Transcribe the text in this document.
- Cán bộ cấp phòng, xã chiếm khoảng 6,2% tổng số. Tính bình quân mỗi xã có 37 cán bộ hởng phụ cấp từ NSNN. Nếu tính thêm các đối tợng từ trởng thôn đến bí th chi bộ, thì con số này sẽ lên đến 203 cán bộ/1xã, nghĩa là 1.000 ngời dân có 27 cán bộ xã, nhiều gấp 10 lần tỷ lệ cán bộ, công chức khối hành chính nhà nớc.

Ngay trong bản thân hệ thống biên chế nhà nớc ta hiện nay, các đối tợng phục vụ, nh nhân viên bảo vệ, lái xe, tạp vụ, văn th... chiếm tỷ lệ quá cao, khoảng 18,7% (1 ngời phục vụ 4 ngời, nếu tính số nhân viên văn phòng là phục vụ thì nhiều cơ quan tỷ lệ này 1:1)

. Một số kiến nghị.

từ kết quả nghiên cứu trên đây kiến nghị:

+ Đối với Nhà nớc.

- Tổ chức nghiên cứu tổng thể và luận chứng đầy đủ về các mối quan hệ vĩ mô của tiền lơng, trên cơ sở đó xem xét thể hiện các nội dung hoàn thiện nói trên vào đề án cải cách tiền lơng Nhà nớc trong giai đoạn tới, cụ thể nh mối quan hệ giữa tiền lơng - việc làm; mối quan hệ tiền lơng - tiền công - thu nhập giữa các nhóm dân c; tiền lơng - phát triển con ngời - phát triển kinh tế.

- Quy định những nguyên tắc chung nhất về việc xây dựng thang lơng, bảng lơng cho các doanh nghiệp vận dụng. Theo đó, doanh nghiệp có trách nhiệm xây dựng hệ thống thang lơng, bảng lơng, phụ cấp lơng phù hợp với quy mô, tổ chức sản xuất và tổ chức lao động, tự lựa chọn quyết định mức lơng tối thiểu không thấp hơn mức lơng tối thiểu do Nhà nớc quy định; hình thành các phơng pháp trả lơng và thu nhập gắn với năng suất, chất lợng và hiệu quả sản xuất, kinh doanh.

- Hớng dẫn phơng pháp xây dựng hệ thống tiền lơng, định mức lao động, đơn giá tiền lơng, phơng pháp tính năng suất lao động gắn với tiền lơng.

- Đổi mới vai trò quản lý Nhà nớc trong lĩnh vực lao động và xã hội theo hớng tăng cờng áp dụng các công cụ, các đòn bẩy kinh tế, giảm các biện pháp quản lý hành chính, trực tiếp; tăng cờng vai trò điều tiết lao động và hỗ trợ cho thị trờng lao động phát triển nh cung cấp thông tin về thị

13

· · ·

Collect from the data above every line that includes "trên".

▶ _Problem solution_
từ kết quả nghiên cứu trên đây kiến nghị:
- Tổ chức nghiên cứu tổng thể và luận chứng đầy đủ về các mối quan hệ vĩ mô của tiền lơng, trên cơ sở đó xem xét thể hiện các nội dung hoàn thiện nói trên vào đề án cải cách tiền lơng Nhà nớc trong giai đoạn tới, cụ thể nh mối quan hệ giữa tiền lơng - việc làm; mối quan hệ tiền lơng - tiền công - thu nhập giữa các nhóm dân c; tiền lơng - phát triển con ngời - phát triển kinh tế.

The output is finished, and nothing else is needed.